*Task goal:*
Transcribe all records exactly.

*Dataset items:*
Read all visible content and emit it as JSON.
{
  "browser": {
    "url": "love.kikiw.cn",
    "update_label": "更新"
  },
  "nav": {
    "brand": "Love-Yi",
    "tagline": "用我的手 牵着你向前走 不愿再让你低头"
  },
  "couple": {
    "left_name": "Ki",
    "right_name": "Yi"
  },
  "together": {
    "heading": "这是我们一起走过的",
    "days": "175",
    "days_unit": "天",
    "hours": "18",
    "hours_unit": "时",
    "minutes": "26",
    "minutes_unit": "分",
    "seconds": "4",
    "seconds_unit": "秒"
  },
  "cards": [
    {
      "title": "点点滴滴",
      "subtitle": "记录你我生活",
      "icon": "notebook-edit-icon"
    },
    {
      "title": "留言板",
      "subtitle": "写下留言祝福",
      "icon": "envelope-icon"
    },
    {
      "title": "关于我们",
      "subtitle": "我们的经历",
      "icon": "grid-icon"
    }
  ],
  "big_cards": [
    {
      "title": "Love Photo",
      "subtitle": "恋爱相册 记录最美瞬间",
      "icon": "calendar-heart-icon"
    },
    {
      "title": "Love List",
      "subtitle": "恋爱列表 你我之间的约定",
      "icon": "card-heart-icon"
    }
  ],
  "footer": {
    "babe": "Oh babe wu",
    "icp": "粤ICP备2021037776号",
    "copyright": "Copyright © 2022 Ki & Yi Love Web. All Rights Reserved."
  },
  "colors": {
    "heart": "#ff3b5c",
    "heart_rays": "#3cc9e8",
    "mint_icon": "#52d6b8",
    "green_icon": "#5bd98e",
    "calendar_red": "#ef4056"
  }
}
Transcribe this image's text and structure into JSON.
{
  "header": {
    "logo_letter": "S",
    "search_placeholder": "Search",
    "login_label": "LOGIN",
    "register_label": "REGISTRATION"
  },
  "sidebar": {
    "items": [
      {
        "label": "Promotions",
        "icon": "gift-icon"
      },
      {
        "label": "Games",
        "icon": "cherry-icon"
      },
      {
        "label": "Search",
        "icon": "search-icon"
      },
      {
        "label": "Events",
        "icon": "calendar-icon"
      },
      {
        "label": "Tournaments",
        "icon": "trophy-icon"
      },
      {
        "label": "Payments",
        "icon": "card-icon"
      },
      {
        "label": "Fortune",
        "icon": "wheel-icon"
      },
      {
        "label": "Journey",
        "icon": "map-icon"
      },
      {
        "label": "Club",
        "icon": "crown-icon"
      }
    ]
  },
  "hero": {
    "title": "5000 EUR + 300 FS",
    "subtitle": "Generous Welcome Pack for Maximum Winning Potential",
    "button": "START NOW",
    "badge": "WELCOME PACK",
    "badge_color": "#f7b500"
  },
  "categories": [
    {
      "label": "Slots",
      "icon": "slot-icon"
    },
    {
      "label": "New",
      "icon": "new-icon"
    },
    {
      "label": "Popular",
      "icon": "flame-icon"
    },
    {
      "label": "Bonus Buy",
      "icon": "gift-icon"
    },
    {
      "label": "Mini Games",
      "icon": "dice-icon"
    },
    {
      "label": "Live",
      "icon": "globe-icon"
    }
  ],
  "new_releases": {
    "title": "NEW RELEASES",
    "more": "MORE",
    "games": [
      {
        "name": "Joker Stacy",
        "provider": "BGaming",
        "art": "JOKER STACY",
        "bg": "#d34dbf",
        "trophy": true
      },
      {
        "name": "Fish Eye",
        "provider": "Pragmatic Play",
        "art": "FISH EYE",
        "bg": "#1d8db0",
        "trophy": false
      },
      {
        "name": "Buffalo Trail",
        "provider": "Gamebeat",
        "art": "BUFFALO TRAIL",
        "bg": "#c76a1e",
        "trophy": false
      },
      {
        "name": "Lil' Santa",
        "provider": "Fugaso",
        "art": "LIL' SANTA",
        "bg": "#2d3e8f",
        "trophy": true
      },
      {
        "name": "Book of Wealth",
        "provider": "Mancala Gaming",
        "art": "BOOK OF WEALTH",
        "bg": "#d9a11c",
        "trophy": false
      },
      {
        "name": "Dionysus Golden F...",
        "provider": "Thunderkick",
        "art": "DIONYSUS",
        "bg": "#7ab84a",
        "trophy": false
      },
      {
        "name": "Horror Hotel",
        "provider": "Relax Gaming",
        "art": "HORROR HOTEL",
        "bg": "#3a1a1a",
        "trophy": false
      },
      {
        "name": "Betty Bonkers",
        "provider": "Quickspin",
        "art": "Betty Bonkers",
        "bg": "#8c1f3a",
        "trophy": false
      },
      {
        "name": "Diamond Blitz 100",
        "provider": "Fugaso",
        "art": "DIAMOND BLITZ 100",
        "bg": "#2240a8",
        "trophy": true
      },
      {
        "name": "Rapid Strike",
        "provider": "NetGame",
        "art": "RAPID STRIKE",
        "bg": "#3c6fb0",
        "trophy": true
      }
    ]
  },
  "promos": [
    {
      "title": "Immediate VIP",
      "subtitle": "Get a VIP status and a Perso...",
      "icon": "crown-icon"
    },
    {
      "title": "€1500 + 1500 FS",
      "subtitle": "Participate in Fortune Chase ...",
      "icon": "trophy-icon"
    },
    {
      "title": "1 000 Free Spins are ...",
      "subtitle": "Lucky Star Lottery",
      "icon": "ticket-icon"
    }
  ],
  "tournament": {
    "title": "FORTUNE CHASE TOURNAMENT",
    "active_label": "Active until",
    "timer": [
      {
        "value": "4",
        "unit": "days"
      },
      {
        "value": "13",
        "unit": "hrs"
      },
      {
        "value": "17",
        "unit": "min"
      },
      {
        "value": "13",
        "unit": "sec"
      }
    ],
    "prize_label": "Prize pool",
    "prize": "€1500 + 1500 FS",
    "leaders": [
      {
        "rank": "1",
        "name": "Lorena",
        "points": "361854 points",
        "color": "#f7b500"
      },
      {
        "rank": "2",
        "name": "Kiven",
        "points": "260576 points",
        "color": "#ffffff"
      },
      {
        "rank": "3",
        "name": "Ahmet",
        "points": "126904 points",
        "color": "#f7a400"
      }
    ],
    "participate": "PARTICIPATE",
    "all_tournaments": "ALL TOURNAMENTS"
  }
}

*Expected output:*
Read all visible content and emit it as JSON.
{
  "browser": {
    "url": "love.kikiw.cn",
    "update_label": "更新"
  },
  "nav": {
    "brand": "Love-Yi",
    "tagline": "用我的手 牵着你向前走 不愿再让你低头"
  },
  "couple": {
    "left_name": "Ki",
    "right_name": "Yi"
  },
  "together": {
    "heading": "这是我们一起走过的",
    "days": "175",
    "days_unit": "天",
    "hours": "18",
    "hours_unit": "时",
    "minutes": "26",
    "minutes_unit": "分",
    "seconds": "4",
    "seconds_unit": "秒"
  },
  "cards": [
    {
      "title": "点点滴滴",
      "subtitle": "记录你我生活",
      "icon": "notebook-edit-icon"
    },
    {
      "title": "留言板",
      "subtitle": "写下留言祝福",
      "icon": "envelope-icon"
    },
    {
      "title": "关于我们",
      "subtitle": "我们的经历",
      "icon": "grid-icon"
    }
  ],
  "big_cards": [
    {
      "title": "Love Photo",
      "subtitle": "恋爱相册 记录最美瞬间",
      "icon": "calendar-heart-icon"
    },
    {
      "title": "Love List",
      "subtitle": "恋爱列表 你我之间的约定",
      "icon": "card-heart-icon"
    }
  ],
  "footer": {
    "babe": "Oh babe wu",
    "icp": "粤ICP备2021037776号",
    "copyright": "Copyright © 2022 Ki & Yi Love Web. All Rights Reserved."
  },
  "colors": {
    "heart": "#ff3b5c",
    "heart_rays": "#3cc9e8",
    "mint_icon": "#52d6b8",
    "green_icon": "#5bd98e",
    "calendar_red": "#ef4056"
  }
}
Transcribe this image's text and structure into JSON.
{
  "header": {
    "logo_letter": "S",
    "search_placeholder": "Search",
    "login_label": "LOGIN",
    "register_label": "REGISTRATION"
  },
  "sidebar": {
    "items": [
      {
        "label": "Promotions",
        "icon": "gift-icon"
      },
      {
        "label": "Games",
        "icon": "cherry-icon"
      },
      {
        "label": "Search",
        "icon": "search-icon"
      },
      {
        "label": "Events",
        "icon": "calendar-icon"
      },
      {
        "label": "Tournaments",
        "icon": "trophy-icon"
      },
      {
        "label": "Payments",
        "icon": "card-icon"
      },
      {
        "label": "Fortune",
        "icon": "wheel-icon"
      },
      {
        "label": "Journey",
        "icon": "map-icon"
      },
      {
        "label": "Club",
        "icon": "crown-icon"
      }
    ]
  },
  "hero": {
    "title": "5000 EUR + 300 FS",
    "subtitle": "Generous Welcome Pack for Maximum Winning Potential",
    "button": "START NOW",
    "badge": "WELCOME PACK",
    "badge_color": "#f7b500"
  },
  "categories": [
    {
      "label": "Slots",
      "icon": "slot-icon"
    },
    {
      "label": "New",
      "icon": "new-icon"
    },
    {
      "label": "Popular",
      "icon": "flame-icon"
    },
    {
      "label": "Bonus Buy",
      "icon": "gift-icon"
    },
    {
      "label": "Mini Games",
      "icon": "dice-icon"
    },
    {
      "label": "Live",
      "icon": "globe-icon"
    }
  ],
  "new_releases": {
    "title": "NEW RELEASES",
    "more": "MORE",
    "games": [
      {
        "name": "Joker Stacy",
        "provider": "BGaming",
        "art": "JOKER STACY",
        "bg": "#d34dbf",
        "trophy": true
      },
      {
        "name": "Fish Eye",
        "provider": "Pragmatic Play",
        "art": "FISH EYE",
        "bg": "#1d8db0",
        "trophy": false
      },
      {
        "name": "Buffalo Trail",
        "provider": "Gamebeat",
        "art": "BUFFALO TRAIL",
        "bg": "#c76a1e",
        "trophy": false
      },
      {
        "name": "Lil' Santa",
        "provider": "Fugaso",
        "art": "LIL' SANTA",
        "bg": "#2d3e8f",
        "trophy": true
      },
      {
        "name": "Book of Wealth",
        "provider": "Mancala Gaming",
        "art": "BOOK OF WEALTH",
        "bg": "#d9a11c",
        "trophy": false
      },
      {
        "name": "Dionysus Golden F...",
        "provider": "Thunderkick",
        "art": "DIONYSUS",
        "bg": "#7ab84a",
        "trophy": false
      },
      {
        "name": "Horror Hotel",
        "provider": "Relax Gaming",
        "art": "HORROR HOTEL",
        "bg": "#3a1a1a",
        "trophy": false
      },
      {
        "name": "Betty Bonkers",
        "provider": "Quickspin",
        "art": "Betty Bonkers",
        "bg": "#8c1f3a",
        "trophy": false
      },
      {
        "name": "Diamond Blitz 100",
        "provider": "Fugaso",
        "art": "DIAMOND BLITZ 100",
        "bg": "#2240a8",
        "trophy": true
      },
      {
        "name": "Rapid Strike",
        "provider": "NetGame",
        "art": "RAPID STRIKE",
        "bg": "#3c6fb0",
        "trophy": true
      }
    ]
  },
  "promos": [
    {
      "title": "Immediate VIP",
      "subtitle": "Get a VIP status and a Perso...",
      "icon": "crown-icon"
    },
    {
      "title": "€1500 + 1500 FS",
      "subtitle": "Participate in Fortune Chase ...",
      "icon": "trophy-icon"
    },
    {
      "title": "1 000 Free Spins are ...",
      "subtitle": "Lucky Star Lottery",
      "icon": "ticket-icon"
    }
  ],
  "tournament": {
    "title": "FORTUNE CHASE TOURNAMENT",
    "active_label": "Active until",
    "timer": [
      {
        "value": "4",
        "unit": "days"
      },
      {
        "value": "13",
        "unit": "hrs"
      },
      {
        "value": "17",
        "unit": "min"
      },
      {
        "value": "13",
        "unit": "sec"
      }
    ],
    "prize_label": "Prize pool",
    "prize": "€1500 + 1500 FS",
    "leaders": [
      {
        "rank": "1",
        "name": "Lorena",
        "points": "361854 points",
        "color": "#f7b500"
      },
      {
        "rank": "2",
        "name": "Kiven",
        "points": "260576 points",
        "color": "#ffffff"
      },
      {
        "rank": "3",
        "name": "Ahmet",
        "points": "126904 points",
        "color": "#f7a400"
      }
    ],
    "participate": "PARTICIPATE",
    "all_tournaments": "ALL TOURNAMENTS"
  }
}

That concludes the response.